Retype the data below without altering anything.

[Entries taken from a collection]

>>>>

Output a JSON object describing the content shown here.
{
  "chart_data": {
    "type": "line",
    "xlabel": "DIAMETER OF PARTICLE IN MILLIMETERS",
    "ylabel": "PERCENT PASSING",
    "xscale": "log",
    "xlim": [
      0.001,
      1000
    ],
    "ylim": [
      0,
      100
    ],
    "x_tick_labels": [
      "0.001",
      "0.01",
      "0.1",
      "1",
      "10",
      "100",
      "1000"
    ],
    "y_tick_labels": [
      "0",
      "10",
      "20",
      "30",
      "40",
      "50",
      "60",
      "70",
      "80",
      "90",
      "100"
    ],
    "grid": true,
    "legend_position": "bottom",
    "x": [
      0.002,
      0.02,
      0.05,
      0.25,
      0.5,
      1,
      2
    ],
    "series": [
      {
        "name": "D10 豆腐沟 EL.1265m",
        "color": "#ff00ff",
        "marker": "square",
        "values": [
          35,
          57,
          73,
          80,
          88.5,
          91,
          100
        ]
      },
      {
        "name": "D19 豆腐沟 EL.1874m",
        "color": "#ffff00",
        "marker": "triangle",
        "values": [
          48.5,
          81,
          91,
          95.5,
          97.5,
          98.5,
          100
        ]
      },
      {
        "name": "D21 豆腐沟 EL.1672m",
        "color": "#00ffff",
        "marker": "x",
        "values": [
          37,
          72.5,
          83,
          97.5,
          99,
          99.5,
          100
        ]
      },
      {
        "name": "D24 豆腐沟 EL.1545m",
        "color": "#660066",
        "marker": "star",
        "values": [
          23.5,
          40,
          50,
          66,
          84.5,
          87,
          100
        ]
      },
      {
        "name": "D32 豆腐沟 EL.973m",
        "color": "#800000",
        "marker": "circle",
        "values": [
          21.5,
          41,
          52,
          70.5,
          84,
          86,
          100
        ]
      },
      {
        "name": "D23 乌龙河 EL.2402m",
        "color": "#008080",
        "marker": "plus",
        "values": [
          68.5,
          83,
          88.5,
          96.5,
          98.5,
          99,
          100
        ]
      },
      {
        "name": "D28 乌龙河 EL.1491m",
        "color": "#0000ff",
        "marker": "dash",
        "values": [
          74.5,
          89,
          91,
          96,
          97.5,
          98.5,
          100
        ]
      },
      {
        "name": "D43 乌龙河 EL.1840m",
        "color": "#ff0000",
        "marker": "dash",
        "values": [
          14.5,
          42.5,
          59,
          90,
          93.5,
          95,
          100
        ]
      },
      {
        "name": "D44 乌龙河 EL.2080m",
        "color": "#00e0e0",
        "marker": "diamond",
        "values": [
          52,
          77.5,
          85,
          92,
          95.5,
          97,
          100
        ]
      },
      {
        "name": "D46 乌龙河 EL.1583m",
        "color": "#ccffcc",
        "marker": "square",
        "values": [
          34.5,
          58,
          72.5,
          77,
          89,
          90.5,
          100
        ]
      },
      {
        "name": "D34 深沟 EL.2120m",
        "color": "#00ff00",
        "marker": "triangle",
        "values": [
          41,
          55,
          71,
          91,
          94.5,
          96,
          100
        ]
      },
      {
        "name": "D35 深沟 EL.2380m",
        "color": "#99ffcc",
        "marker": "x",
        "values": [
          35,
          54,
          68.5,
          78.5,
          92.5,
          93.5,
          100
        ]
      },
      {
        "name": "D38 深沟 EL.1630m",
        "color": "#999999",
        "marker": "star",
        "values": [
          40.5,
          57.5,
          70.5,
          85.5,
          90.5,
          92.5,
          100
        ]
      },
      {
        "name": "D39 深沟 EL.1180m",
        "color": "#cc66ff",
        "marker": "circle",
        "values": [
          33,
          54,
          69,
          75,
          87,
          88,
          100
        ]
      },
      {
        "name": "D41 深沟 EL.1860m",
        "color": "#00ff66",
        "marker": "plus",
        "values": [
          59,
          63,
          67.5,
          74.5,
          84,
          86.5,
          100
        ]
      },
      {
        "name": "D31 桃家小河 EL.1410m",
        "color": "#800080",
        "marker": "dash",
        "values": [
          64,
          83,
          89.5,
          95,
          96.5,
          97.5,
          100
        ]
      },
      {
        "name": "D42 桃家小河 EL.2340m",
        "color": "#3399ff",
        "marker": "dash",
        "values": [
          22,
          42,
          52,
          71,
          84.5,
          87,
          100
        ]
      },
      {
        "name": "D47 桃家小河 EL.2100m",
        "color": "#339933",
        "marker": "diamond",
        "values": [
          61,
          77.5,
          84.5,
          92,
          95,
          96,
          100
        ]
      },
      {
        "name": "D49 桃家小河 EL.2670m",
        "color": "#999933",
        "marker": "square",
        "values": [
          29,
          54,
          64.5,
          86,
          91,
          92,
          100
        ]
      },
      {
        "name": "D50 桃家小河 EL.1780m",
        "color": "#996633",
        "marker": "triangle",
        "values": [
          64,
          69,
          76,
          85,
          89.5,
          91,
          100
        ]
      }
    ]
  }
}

<<<<

**Solution to this task**
Output a JSON object describing the content shown here.
{
  "chart_data": {
    "type": "line",
    "xlabel": "DIAMETER OF PARTICLE IN MILLIMETERS",
    "ylabel": "PERCENT PASSING",
    "xscale": "log",
    "xlim": [
      0.001,
      1000
    ],
    "ylim": [
      0,
      100
    ],
    "x_tick_labels": [
      "0.001",
      "0.01",
      "0.1",
      "1",
      "10",
      "100",
      "1000"
    ],
    "y_tick_labels": [
      "0",
      "10",
      "20",
      "30",
      "40",
      "50",
      "60",
      "70",
      "80",
      "90",
      "100"
    ],
    "grid": true,
    "legend_position": "bottom",
    "x": [
      0.002,
      0.02,
      0.05,
      0.25,
      0.5,
      1,
      2
    ],
    "series": [
      {
        "name": "D10 豆腐沟 EL.1265m",
        "color": "#ff00ff",
        "marker": "square",
        "values": [
          35,
          57,
          73,
          80,
          88.5,
          91,
          100
        ]
      },
      {
        "name": "D19 豆腐沟 EL.1874m",
        "color": "#ffff00",
        "marker": "triangle",
        "values": [
          48.5,
          81,
          91,
          95.5,
          97.5,
          98.5,
          100
        ]
      },
      {
        "name": "D21 豆腐沟 EL.1672m",
        "color": "#00ffff",
        "marker": "x",
        "values": [
          37,
          72.5,
          83,
          97.5,
          99,
          99.5,
          100
        ]
      },
      {
        "name": "D24 豆腐沟 EL.1545m",
        "color": "#660066",
        "marker": "star",
        "values": [
          23.5,
          40,
          50,
          66,
          84.5,
          87,
          100
        ]
      },
      {
        "name": "D32 豆腐沟 EL.973m",
        "color": "#800000",
        "marker": "circle",
        "values": [
          21.5,
          41,
          52,
          70.5,
          84,
          86,
          100
        ]
      },
      {
        "name": "D23 乌龙河 EL.2402m",
        "color": "#008080",
        "marker": "plus",
        "values": [
          68.5,
          83,
          88.5,
          96.5,
          98.5,
          99,
          100
        ]
      },
      {
        "name": "D28 乌龙河 EL.1491m",
        "color": "#0000ff",
        "marker": "dash",
        "values": [
          74.5,
          89,
          91,
          96,
          97.5,
          98.5,
          100
        ]
      },
      {
        "name": "D43 乌龙河 EL.1840m",
        "color": "#ff0000",
        "marker": "dash",
        "values": [
          14.5,
          42.5,
          59,
          90,
          93.5,
          95,
          100
        ]
      },
      {
        "name": "D44 乌龙河 EL.2080m",
        "color": "#00e0e0",
        "marker": "diamond",
        "values": [
          52,
          77.5,
          85,
          92,
          95.5,
          97,
          100
        ]
      },
      {
        "name": "D46 乌龙河 EL.1583m",
        "color": "#ccffcc",
        "marker": "square",
        "values": [
          34.5,
          58,
          72.5,
          77,
          89,
          90.5,
          100
        ]
      },
      {
        "name": "D34 深沟 EL.2120m",
        "color": "#00ff00",
        "marker": "triangle",
        "values": [
          41,
          55,
          71,
          91,
          94.5,
          96,
          100
        ]
      },
      {
        "name": "D35 深沟 EL.2380m",
        "color": "#99ffcc",
        "marker": "x",
        "values": [
          35,
          54,
          68.5,
          78.5,
          92.5,
          93.5,
          100
        ]
      },
      {
        "name": "D38 深沟 EL.1630m",
        "color": "#999999",
        "marker": "star",
        "values": [
          40.5,
          57.5,
          70.5,
          85.5,
          90.5,
          92.5,
          100
        ]
      },
      {
        "name": "D39 深沟 EL.1180m",
        "color": "#cc66ff",
        "marker": "circle",
        "values": [
          33,
          54,
          69,
          75,
          87,
          88,
          100
        ]
      },
      {
        "name": "D41 深沟 EL.1860m",
        "color": "#00ff66",
        "marker": "plus",
        "values": [
          59,
          63,
          67.5,
          74.5,
          84,
          86.5,
          100
        ]
      },
      {
        "name": "D31 桃家小河 EL.1410m",
        "color": "#800080",
        "marker": "dash",
        "values": [
          64,
          83,
          89.5,
          95,
          96.5,
          97.5,
          100
        ]
      },
      {
        "name": "D42 桃家小河 EL.2340m",
        "color": "#3399ff",
        "marker": "dash",
        "values": [
          22,
          42,
          52,
          71,
          84.5,
          87,
          100
        ]
      },
      {
        "name": "D47 桃家小河 EL.2100m",
        "color": "#339933",
        "marker": "diamond",
        "values": [
          61,
          77.5,
          84.5,
          92,
          95,
          96,
          100
        ]
      },
      {
        "name": "D49 桃家小河 EL.2670m",
        "color": "#999933",
        "marker": "square",
        "values": [
          29,
          54,
          64.5,
          86,
          91,
          92,
          100
        ]
      },
      {
        "name": "D50 桃家小河 EL.1780m",
        "color": "#996633",
        "marker": "triangle",
        "values": [
          64,
          69,
          76,
          85,
          89.5,
          91,
          100
        ]
      }
    ]
  }
}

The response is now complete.